**Exercise materials:**
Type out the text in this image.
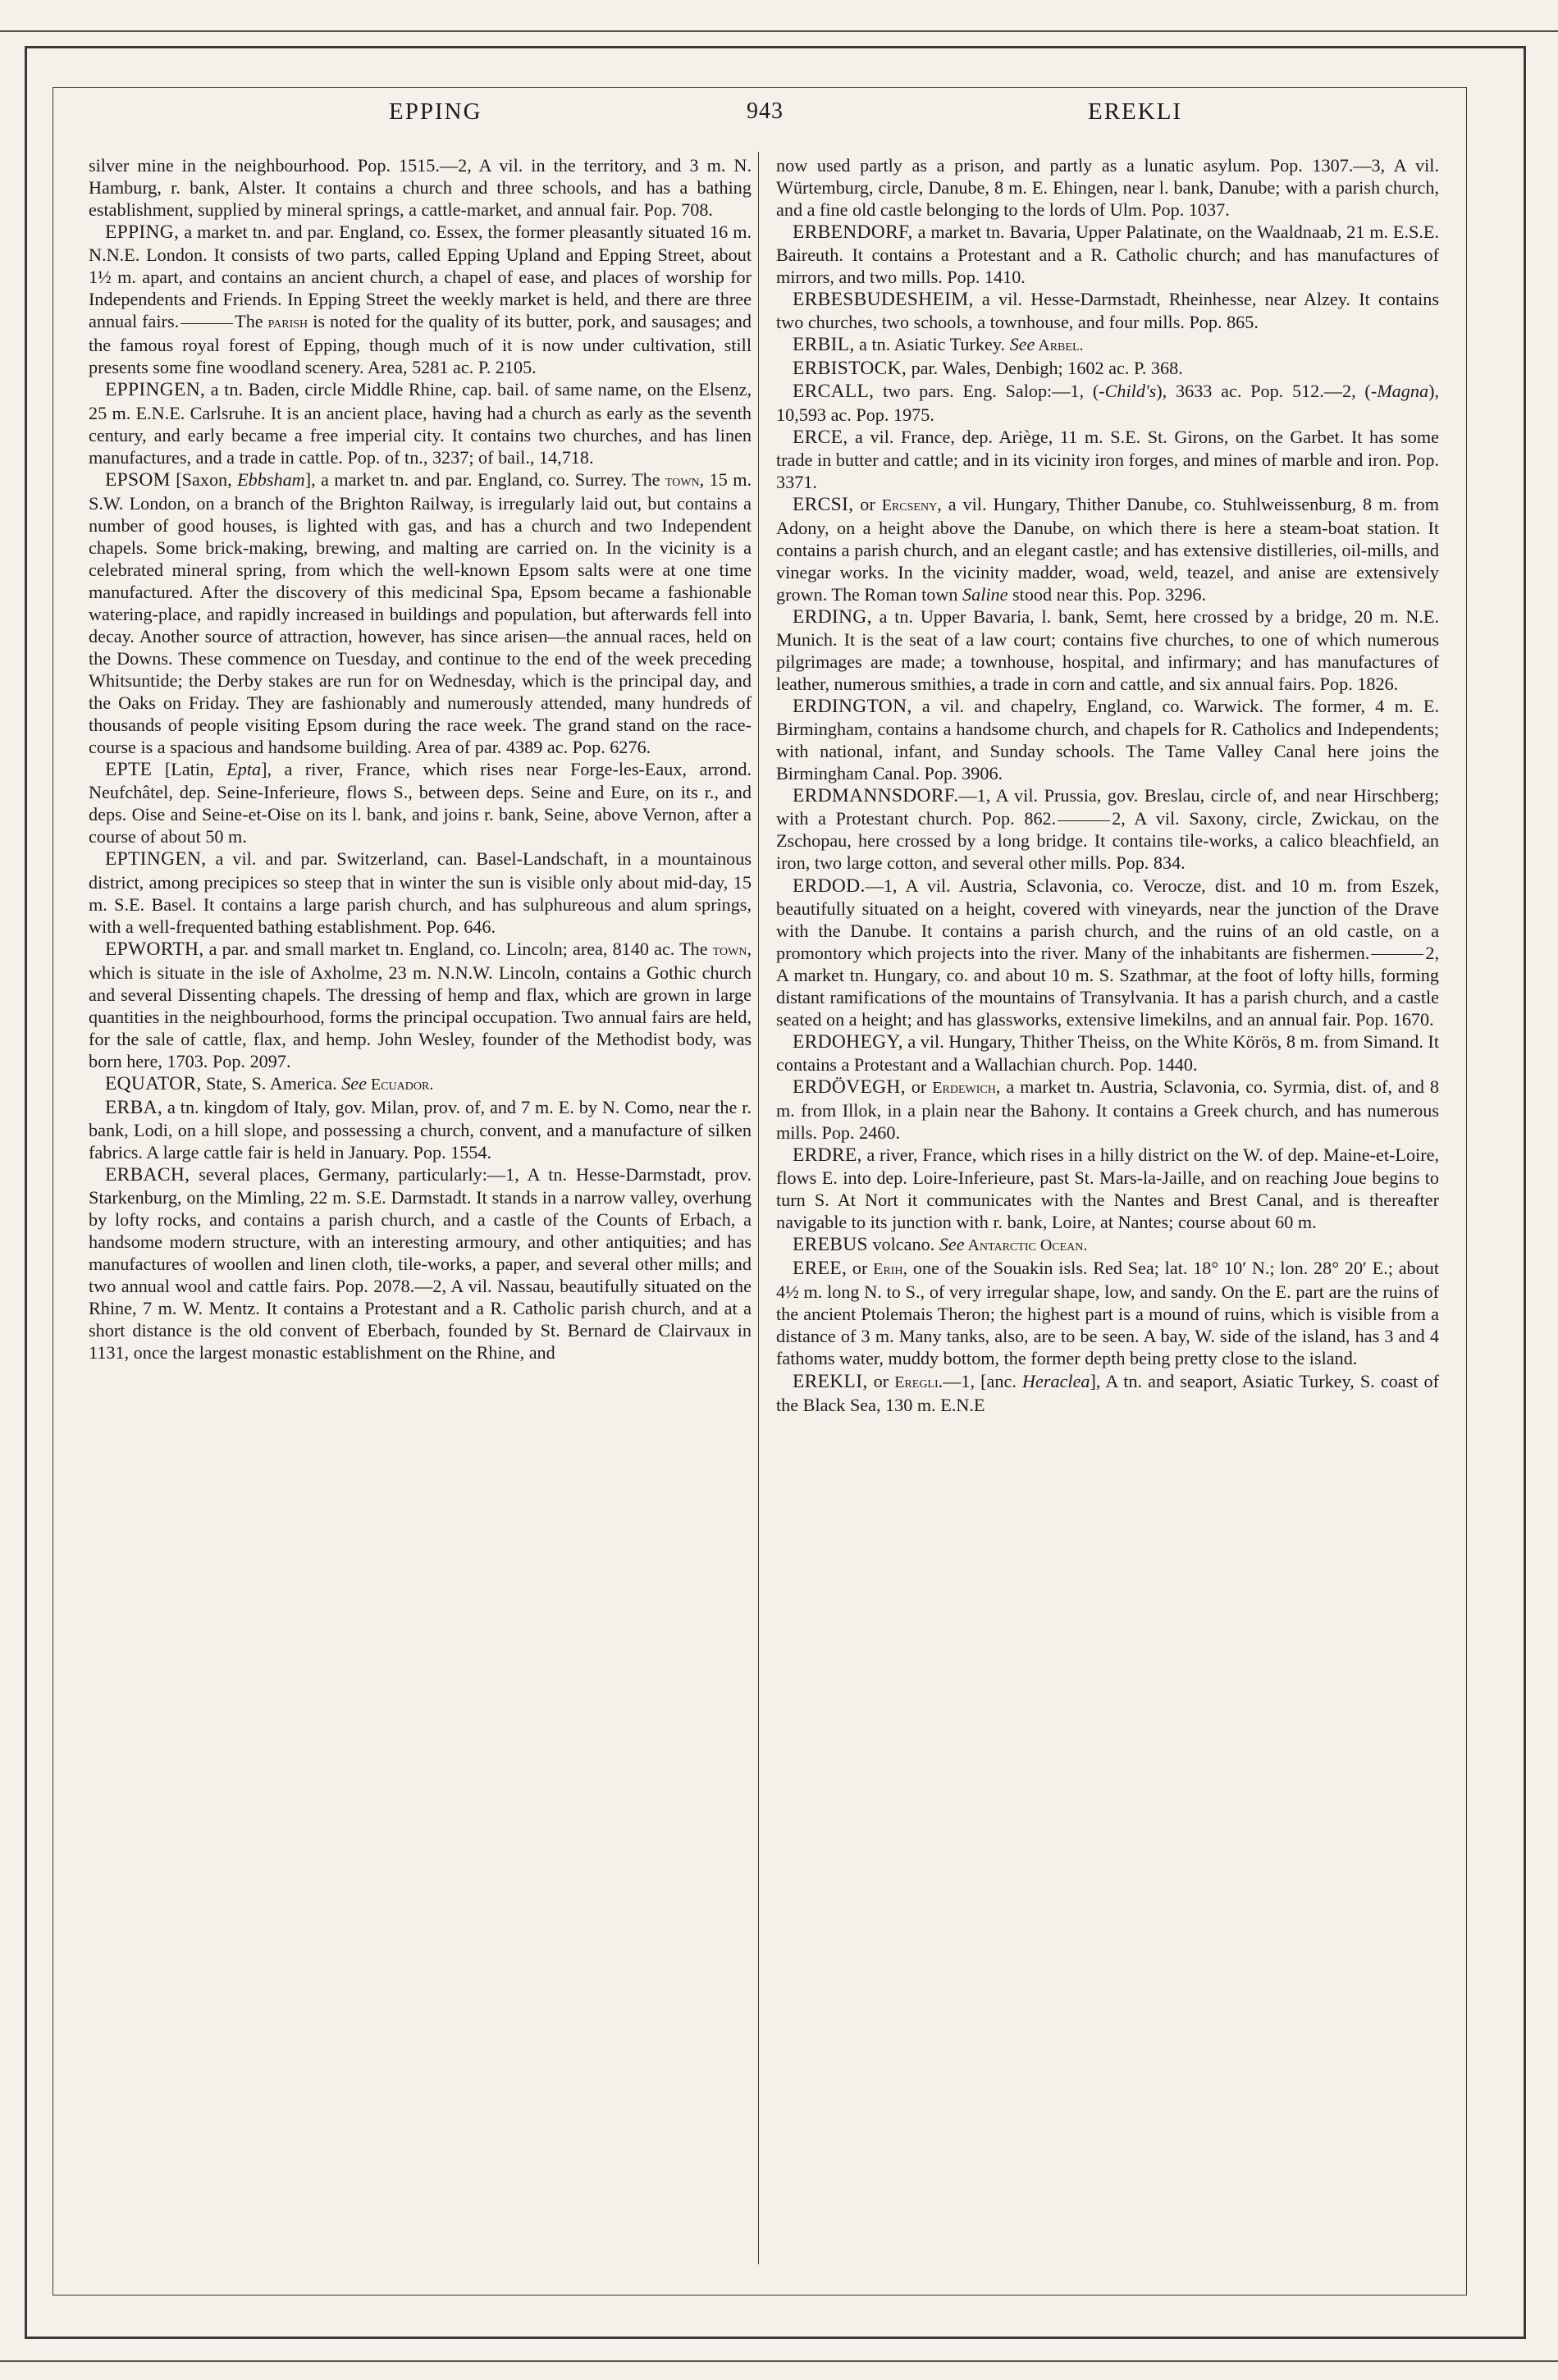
EPPING	943	EREKLI

silver mine in the neighbourhood. Pop. 1515.—2, A vil. in the territory, and 3 m. N. Hamburg, r. bank, Alster. It contains a church and three schools, and has a bathing establishment, supplied by mineral springs, a cattle-market, and annual fair. Pop. 708.

EPPING, a market tn. and par. England, co. Essex, the former pleasantly situated 16 m. N.N.E. London. It consists of two parts, called Epping Upland and Epping Street, about 1½ m. apart, and contains an ancient church, a chapel of ease, and places of worship for Independents and Friends. In Epping Street the weekly market is held, and there are three annual fairs.	The parish is noted for the quality of its butter, pork, and sausages; and the famous royal forest of Epping, though much of it is now under cultivation, still presents some fine woodland scenery. Area, 5281 ac. P. 2105.

EPPINGEN, a tn. Baden, circle Middle Rhine, cap. bail. of same name, on the Elsenz, 25 m. E.N.E. Carlsruhe. It is an ancient place, having had a church as early as the seventh century, and early became a free imperial city. It contains two churches, and has linen manufactures, and a trade in cattle. Pop. of tn., 3237; of bail., 14,718.

EPSOM [Saxon, Ebbsham], a market tn. and par. England, co. Surrey. The town, 15 m. S.W. London, on a branch of the Brighton Railway, is irregularly laid out, but contains a number of good houses, is lighted with gas, and has a church and two Independent chapels. Some brick-making, brewing, and malting are carried on. In the vicinity is a celebrated mineral spring, from which the well-known Epsom salts were at one time manufactured. After the discovery of this medicinal Spa, Epsom became a fashionable watering-place, and rapidly increased in buildings and population, but afterwards fell into decay. Another source of attraction, however, has since arisen—the annual races, held on the Downs. These commence on Tuesday, and continue to the end of the week preceding Whitsuntide; the Derby stakes are run for on Wednesday, which is the principal day, and the Oaks on Friday. They are fashionably and numerously attended, many hundreds of thousands of people visiting Epsom during the race week. The grand stand on the race-course is a spacious and handsome building. Area of par. 4389 ac. Pop. 6276.

EPTE [Latin, Epta], a river, France, which rises near Forge-les-Eaux, arrond. Neufchâtel, dep. Seine-Inferieure, flows S., between deps. Seine and Eure, on its r., and deps. Oise and Seine-et-Oise on its l. bank, and joins r. bank, Seine, above Vernon, after a course of about 50 m.

EPTINGEN, a vil. and par. Switzerland, can. Basel-Landschaft, in a mountainous district, among precipices so steep that in winter the sun is visible only about mid-day, 15 m. S.E. Basel. It contains a large parish church, and has sulphureous and alum springs, with a well-frequented bathing establishment. Pop. 646.

EPWORTH, a par. and small market tn. England, co. Lincoln; area, 8140 ac. The town, which is situate in the isle of Axholme, 23 m. N.N.W. Lincoln, contains a Gothic church and several Dissenting chapels. The dressing of hemp and flax, which are grown in large quantities in the neighbourhood, forms the principal occupation. Two annual fairs are held, for the sale of cattle, flax, and hemp. John Wesley, founder of the Methodist body, was born here, 1703. Pop. 2097.

EQUATOR, State, S. America. See Ecuador.

ERBA, a tn. kingdom of Italy, gov. Milan, prov. of, and 7 m. E. by N. Como, near the r. bank, Lodi, on a hill slope, and possessing a church, convent, and a manufacture of silken fabrics. A large cattle fair is held in January. Pop. 1554.

ERBACH, several places, Germany, particularly:—1, A tn. Hesse-Darmstadt, prov. Starkenburg, on the Mimling, 22 m. S.E. Darmstadt. It stands in a narrow valley, overhung by lofty rocks, and contains a parish church, and a castle of the Counts of Erbach, a handsome modern structure, with an interesting armoury, and other antiquities; and has manufactures of woollen and linen cloth, tile-works, a paper, and several other mills; and two annual wool and cattle fairs. Pop. 2078.—2, A vil. Nassau, beautifully situated on the Rhine, 7 m. W. Mentz. It contains a Protestant and a R. Catholic parish church, and at a short distance is the old convent of Eberbach, founded by St. Bernard de Clairvaux in 1131, once the largest monastic establishment on the Rhine, and

now used partly as a prison, and partly as a lunatic asylum. Pop. 1307.—3, A vil. Würtemburg, circle, Danube, 8 m. E. Ehingen, near l. bank, Danube; with a parish church, and a fine old castle belonging to the lords of Ulm. Pop. 1037.

ERBENDORF, a market tn. Bavaria, Upper Palatinate, on the Waaldnaab, 21 m. E.S.E. Baireuth. It contains a Protestant and a R. Catholic church; and has manufactures of mirrors, and two mills. Pop. 1410.

ERBESBUDESHEIM, a vil. Hesse-Darmstadt, Rheinhesse, near Alzey. It contains two churches, two schools, a townhouse, and four mills. Pop. 865.

ERBIL, a tn. Asiatic Turkey. See Arbel.

ERBISTOCK, par. Wales, Denbigh; 1602 ac. P. 368.

ERCALL, two pars. Eng. Salop:—1, (-Child's), 3633 ac. Pop. 512.—2, (-Magna), 10,593 ac. Pop. 1975.

ERCE, a vil. France, dep. Ariège, 11 m. S.E. St. Girons, on the Garbet. It has some trade in butter and cattle; and in its vicinity iron forges, and mines of marble and iron. Pop. 3371.

ERCSI, or Ercseny, a vil. Hungary, Thither Danube, co. Stuhlweissenburg, 8 m. from Adony, on a height above the Danube, on which there is here a steam-boat station. It contains a parish church, and an elegant castle; and has extensive distilleries, oil-mills, and vinegar works. In the vicinity madder, woad, weld, teazel, and anise are extensively grown. The Roman town Saline stood near this. Pop. 3296.

ERDING, a tn. Upper Bavaria, l. bank, Semt, here crossed by a bridge, 20 m. N.E. Munich. It is the seat of a law court; contains five churches, to one of which numerous pilgrimages are made; a townhouse, hospital, and infirmary; and has manufactures of leather, numerous smithies, a trade in corn and cattle, and six annual fairs. Pop. 1826.

ERDINGTON, a vil. and chapelry, England, co. Warwick. The former, 4 m. E. Birmingham, contains a handsome church, and chapels for R. Catholics and Independents; with national, infant, and Sunday schools. The Tame Valley Canal here joins the Birmingham Canal. Pop. 3906.

ERDMANNSDORF.—1, A vil. Prussia, gov. Breslau, circle of, and near Hirschberg; with a Protestant church. Pop. 862.	2, A vil. Saxony, circle, Zwickau, on the Zschopau, here crossed by a long bridge. It contains tile-works, a calico bleachfield, an iron, two large cotton, and several other mills. Pop. 834.

ERDOD.—1, A vil. Austria, Sclavonia, co. Verocze, dist. and 10 m. from Eszek, beautifully situated on a height, covered with vineyards, near the junction of the Drave with the Danube. It contains a parish church, and the ruins of an old castle, on a promontory which projects into the river. Many of the inhabitants are fishermen.	2, A market tn. Hungary, co. and about 10 m. S. Szathmar, at the foot of lofty hills, forming distant ramifications of the mountains of Transylvania. It has a parish church, and a castle seated on a height; and has glassworks, extensive limekilns, and an annual fair. Pop. 1670.

ERDOHEGY, a vil. Hungary, Thither Theiss, on the White Körös, 8 m. from Simand. It contains a Protestant and a Wallachian church. Pop. 1440.

ERDÖVEGH, or Erdewich, a market tn. Austria, Sclavonia, co. Syrmia, dist. of, and 8 m. from Illok, in a plain near the Bahony. It contains a Greek church, and has numerous mills. Pop. 2460.

ERDRE, a river, France, which rises in a hilly district on the W. of dep. Maine-et-Loire, flows E. into dep. Loire-Inferieure, past St. Mars-la-Jaille, and on reaching Joue begins to turn S. At Nort it communicates with the Nantes and Brest Canal, and is thereafter navigable to its junction with r. bank, Loire, at Nantes; course about 60 m.

EREBUS volcano. See Antarctic Ocean.

EREE, or Erih, one of the Souakin isls. Red Sea; lat. 18° 10′ N.; lon. 28° 20′ E.; about 4½ m. long N. to S., of very irregular shape, low, and sandy. On the E. part are the ruins of the ancient Ptolemais Theron; the highest part is a mound of ruins, which is visible from a distance of 3 m. Many tanks, also, are to be seen. A bay, W. side of the island, has 3 and 4 fathoms water, muddy bottom, the former depth being pretty close to the island.

EREKLI, or Eregli.—1, [anc. Heraclea], A tn. and seaport, Asiatic Turkey, S. coast of the Black Sea, 130 m. E.N.E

**Aim of the task:** Pull out all lines from the entries above in which the word "EREKLI" appears.

**Result for this task:**
EPPING	943	EREKLI
EREKLI, or Eregli.—1, [anc. Heraclea], A tn. and seaport, Asiatic Turkey, S. coast of the Black Sea, 130 m. E.N.E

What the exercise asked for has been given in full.